Copy out every line that contains "name".

[Records about charts and figures]
========================

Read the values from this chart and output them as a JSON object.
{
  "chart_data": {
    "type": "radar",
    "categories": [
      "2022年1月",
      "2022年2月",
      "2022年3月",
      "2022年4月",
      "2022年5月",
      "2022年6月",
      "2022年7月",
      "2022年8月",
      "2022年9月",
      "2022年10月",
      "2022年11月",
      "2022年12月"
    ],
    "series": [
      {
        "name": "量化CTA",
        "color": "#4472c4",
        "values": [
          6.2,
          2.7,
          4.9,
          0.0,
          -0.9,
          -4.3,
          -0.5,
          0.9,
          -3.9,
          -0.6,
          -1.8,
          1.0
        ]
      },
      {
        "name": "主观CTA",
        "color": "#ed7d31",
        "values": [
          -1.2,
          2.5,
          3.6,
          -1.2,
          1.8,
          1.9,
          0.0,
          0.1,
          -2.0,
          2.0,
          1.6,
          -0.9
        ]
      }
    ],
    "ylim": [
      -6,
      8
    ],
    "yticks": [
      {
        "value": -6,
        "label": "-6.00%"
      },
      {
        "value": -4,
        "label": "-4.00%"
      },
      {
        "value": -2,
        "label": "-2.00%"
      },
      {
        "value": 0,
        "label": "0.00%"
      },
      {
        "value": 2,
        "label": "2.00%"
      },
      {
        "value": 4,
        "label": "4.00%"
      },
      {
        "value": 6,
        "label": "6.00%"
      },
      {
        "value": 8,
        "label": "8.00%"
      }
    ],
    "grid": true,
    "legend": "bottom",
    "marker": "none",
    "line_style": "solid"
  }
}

========================

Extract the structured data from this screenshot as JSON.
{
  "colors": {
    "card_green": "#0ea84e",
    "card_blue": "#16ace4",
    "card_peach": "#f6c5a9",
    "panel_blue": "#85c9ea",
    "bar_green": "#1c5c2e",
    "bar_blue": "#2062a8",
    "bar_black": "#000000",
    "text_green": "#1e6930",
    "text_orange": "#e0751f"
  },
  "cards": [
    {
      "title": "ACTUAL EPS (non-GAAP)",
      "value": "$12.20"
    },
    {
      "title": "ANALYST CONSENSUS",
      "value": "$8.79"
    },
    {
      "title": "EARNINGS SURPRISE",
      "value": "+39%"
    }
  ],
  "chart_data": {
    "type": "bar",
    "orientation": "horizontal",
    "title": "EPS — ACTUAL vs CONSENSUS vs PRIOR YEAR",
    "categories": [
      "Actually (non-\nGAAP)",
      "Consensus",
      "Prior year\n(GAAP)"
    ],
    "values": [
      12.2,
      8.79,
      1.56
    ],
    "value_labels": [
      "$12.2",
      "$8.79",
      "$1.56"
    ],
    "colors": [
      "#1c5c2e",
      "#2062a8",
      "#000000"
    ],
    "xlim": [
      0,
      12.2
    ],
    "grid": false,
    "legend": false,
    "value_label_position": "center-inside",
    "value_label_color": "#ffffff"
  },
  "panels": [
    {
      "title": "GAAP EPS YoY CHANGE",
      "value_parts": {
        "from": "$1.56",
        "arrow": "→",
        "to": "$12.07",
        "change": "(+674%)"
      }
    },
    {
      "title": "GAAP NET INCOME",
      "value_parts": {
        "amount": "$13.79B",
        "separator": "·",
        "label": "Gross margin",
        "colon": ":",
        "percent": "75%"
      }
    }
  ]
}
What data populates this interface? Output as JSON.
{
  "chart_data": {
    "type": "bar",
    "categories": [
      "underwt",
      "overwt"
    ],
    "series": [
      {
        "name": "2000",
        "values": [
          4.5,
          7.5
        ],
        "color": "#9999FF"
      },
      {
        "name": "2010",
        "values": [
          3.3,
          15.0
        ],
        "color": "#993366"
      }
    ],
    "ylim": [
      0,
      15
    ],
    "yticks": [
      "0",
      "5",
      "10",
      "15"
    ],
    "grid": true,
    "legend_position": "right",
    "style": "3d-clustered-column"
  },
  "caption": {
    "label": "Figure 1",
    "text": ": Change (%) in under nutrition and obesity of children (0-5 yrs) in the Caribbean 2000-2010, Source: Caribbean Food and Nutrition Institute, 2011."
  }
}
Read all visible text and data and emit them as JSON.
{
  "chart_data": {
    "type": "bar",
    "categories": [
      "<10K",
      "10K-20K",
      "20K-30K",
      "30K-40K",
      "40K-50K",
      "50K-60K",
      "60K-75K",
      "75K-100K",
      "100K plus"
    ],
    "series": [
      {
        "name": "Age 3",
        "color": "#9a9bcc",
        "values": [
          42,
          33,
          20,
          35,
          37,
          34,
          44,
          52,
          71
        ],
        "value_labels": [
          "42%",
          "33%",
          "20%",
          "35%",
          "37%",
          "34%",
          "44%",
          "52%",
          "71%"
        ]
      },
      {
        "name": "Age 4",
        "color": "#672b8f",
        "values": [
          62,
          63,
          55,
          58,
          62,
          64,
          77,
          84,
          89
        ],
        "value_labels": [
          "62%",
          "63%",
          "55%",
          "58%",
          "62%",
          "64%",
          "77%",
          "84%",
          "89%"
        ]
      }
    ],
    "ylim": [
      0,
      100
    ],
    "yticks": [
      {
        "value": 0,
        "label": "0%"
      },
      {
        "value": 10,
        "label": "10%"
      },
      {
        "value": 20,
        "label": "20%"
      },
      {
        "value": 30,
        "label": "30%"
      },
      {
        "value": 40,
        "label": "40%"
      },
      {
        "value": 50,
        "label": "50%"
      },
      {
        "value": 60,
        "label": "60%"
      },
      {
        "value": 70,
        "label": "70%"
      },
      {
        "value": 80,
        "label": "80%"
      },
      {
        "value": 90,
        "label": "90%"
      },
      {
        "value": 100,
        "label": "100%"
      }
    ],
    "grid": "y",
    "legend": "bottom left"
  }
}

========================

▶ **Full response**
        "name": "量化CTA",
        "name": "主观CTA",
        "name": "2000",
        "name": "2010",
        "name": "Age 3",
        "name": "Age 4",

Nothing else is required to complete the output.